■ Instructions for the task:
Set down each record exactly as written.

Data records

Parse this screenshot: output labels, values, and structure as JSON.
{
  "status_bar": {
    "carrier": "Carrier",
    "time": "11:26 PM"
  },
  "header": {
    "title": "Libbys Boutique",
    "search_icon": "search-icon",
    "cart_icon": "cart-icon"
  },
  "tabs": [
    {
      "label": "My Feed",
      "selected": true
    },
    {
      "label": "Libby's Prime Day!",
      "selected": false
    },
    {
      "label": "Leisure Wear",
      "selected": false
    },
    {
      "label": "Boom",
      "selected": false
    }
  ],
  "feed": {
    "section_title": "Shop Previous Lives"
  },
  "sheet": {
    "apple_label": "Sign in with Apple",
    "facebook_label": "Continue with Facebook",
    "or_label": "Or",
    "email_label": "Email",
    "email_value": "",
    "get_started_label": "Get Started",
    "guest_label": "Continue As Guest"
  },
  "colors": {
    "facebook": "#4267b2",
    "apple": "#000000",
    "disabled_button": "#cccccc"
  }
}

■ Exercise answer:
Parse this screenshot: output labels, values, and structure as JSON.
{
  "status_bar": {
    "carrier": "Carrier",
    "time": "11:26 PM"
  },
  "header": {
    "title": "Libbys Boutique",
    "search_icon": "search-icon",
    "cart_icon": "cart-icon"
  },
  "tabs": [
    {
      "label": "My Feed",
      "selected": true
    },
    {
      "label": "Libby's Prime Day!",
      "selected": false
    },
    {
      "label": "Leisure Wear",
      "selected": false
    },
    {
      "label": "Boom",
      "selected": false
    }
  ],
  "feed": {
    "section_title": "Shop Previous Lives"
  },
  "sheet": {
    "apple_label": "Sign in with Apple",
    "facebook_label": "Continue with Facebook",
    "or_label": "Or",
    "email_label": "Email",
    "email_value": "",
    "get_started_label": "Get Started",
    "guest_label": "Continue As Guest"
  },
  "colors": {
    "facebook": "#4267b2",
    "apple": "#000000",
    "disabled_button": "#cccccc"
  }
}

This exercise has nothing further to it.